WRITTEN PROBLEM -> State the number of lines that include the string "name", and write nothing else.

(Records from a data collection)

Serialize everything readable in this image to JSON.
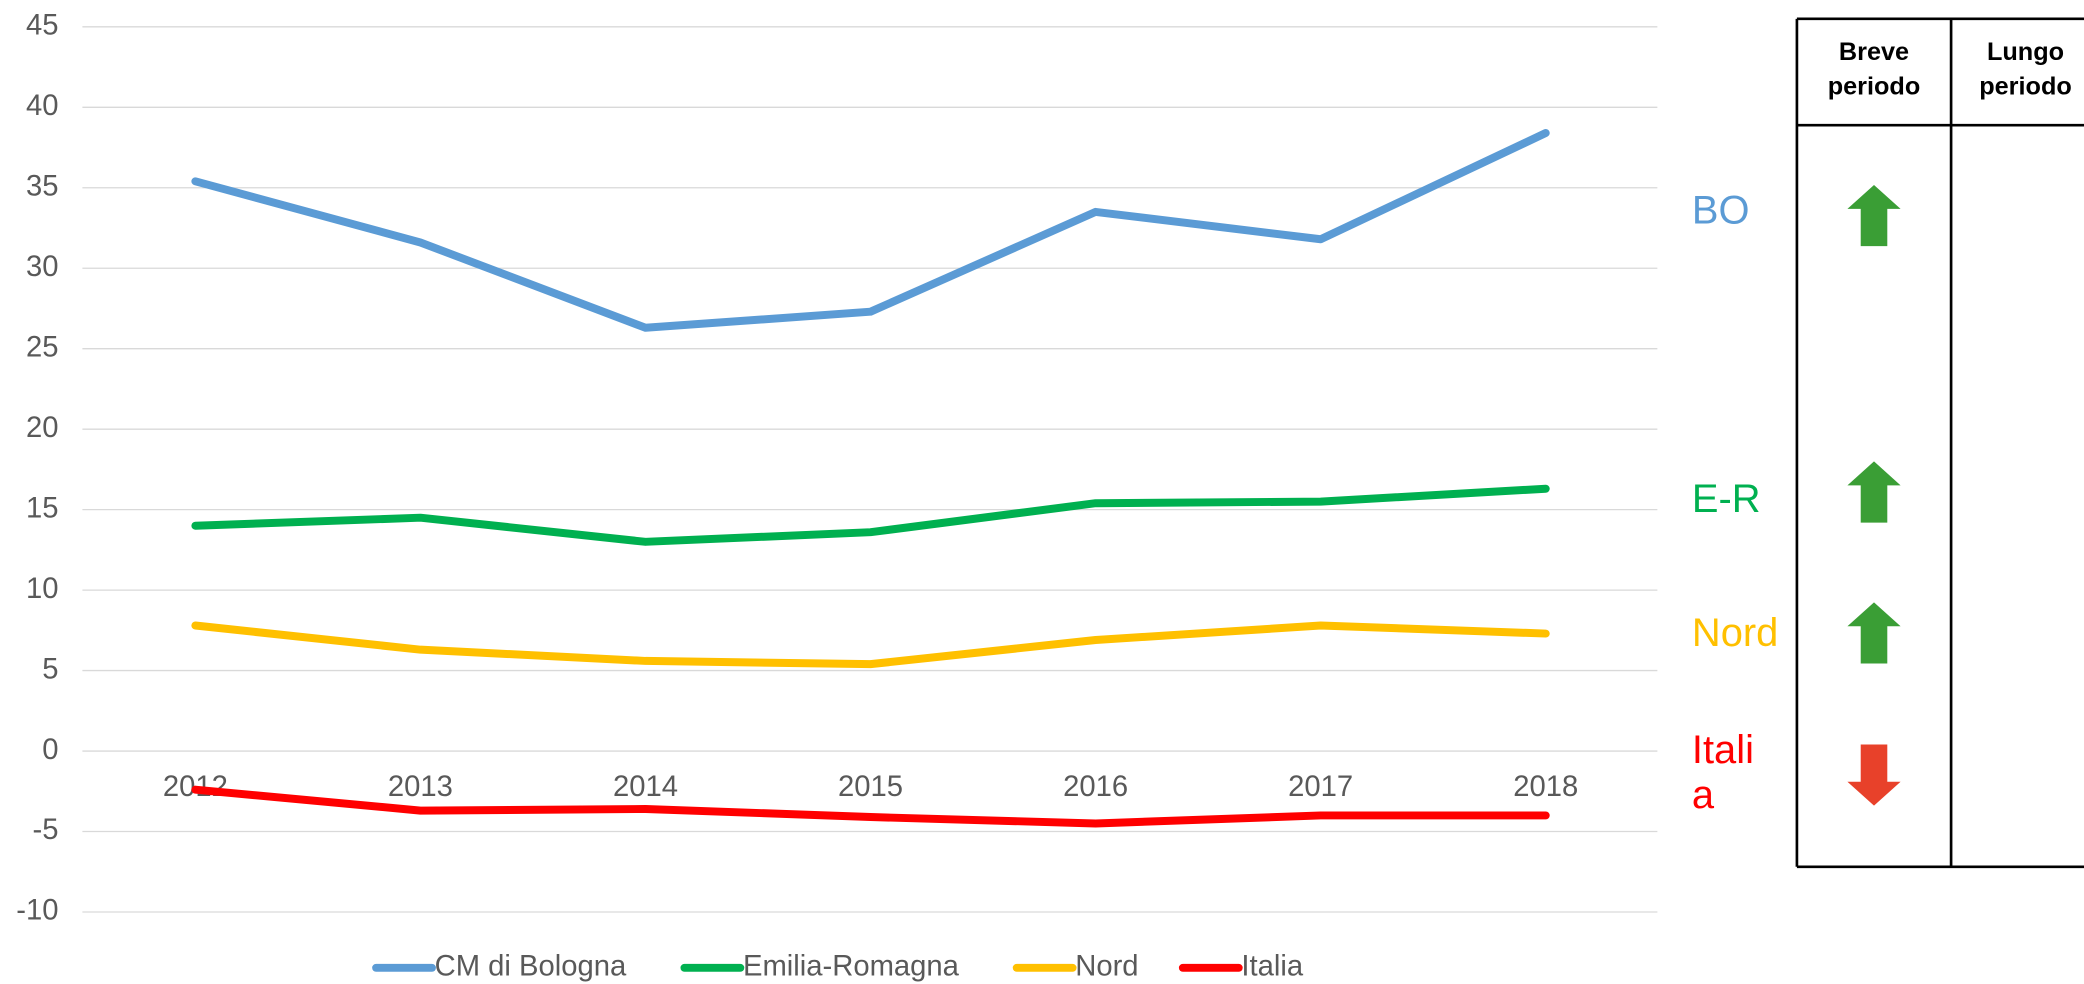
{
  "chart_data": {
    "type": "line",
    "categories": [
      "2012",
      "2013",
      "2014",
      "2015",
      "2016",
      "2017",
      "2018"
    ],
    "series": [
      {
        "name": "CM di Bologna",
        "color": "#5b9bd5",
        "values": [
          35.4,
          31.6,
          26.3,
          27.3,
          33.5,
          31.8,
          38.4
        ]
      },
      {
        "name": "Emilia-Romagna",
        "color": "#00b050",
        "values": [
          14.0,
          14.5,
          13.0,
          13.6,
          15.4,
          15.5,
          16.3
        ]
      },
      {
        "name": "Nord",
        "color": "#ffc000",
        "values": [
          7.8,
          6.3,
          5.6,
          5.4,
          6.9,
          7.8,
          7.3
        ]
      },
      {
        "name": "Italia",
        "color": "#ff0000",
        "values": [
          -2.4,
          -3.7,
          -3.6,
          -4.1,
          -4.5,
          -4.0,
          -4.0
        ]
      }
    ],
    "ylim": [
      -10,
      45
    ],
    "yticks": [
      -10,
      -5,
      0,
      5,
      10,
      15,
      20,
      25,
      30,
      35,
      40,
      45
    ],
    "grid": true,
    "legend": "bottom"
  },
  "table": {
    "headers": [
      [
        "Breve",
        "periodo"
      ],
      [
        "Lungo",
        "periodo"
      ]
    ],
    "rows": [
      {
        "label": [
          "BO"
        ],
        "breve": "up"
      },
      {
        "label": [
          "E-R"
        ],
        "breve": "up"
      },
      {
        "label": [
          "Nord"
        ],
        "breve": "up"
      },
      {
        "label": [
          "Itali",
          "a"
        ],
        "breve": "down"
      }
    ],
    "up_color": "#3a9e35",
    "down_color": "#e8412a"
  }
}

CORRECT RESULT -> 4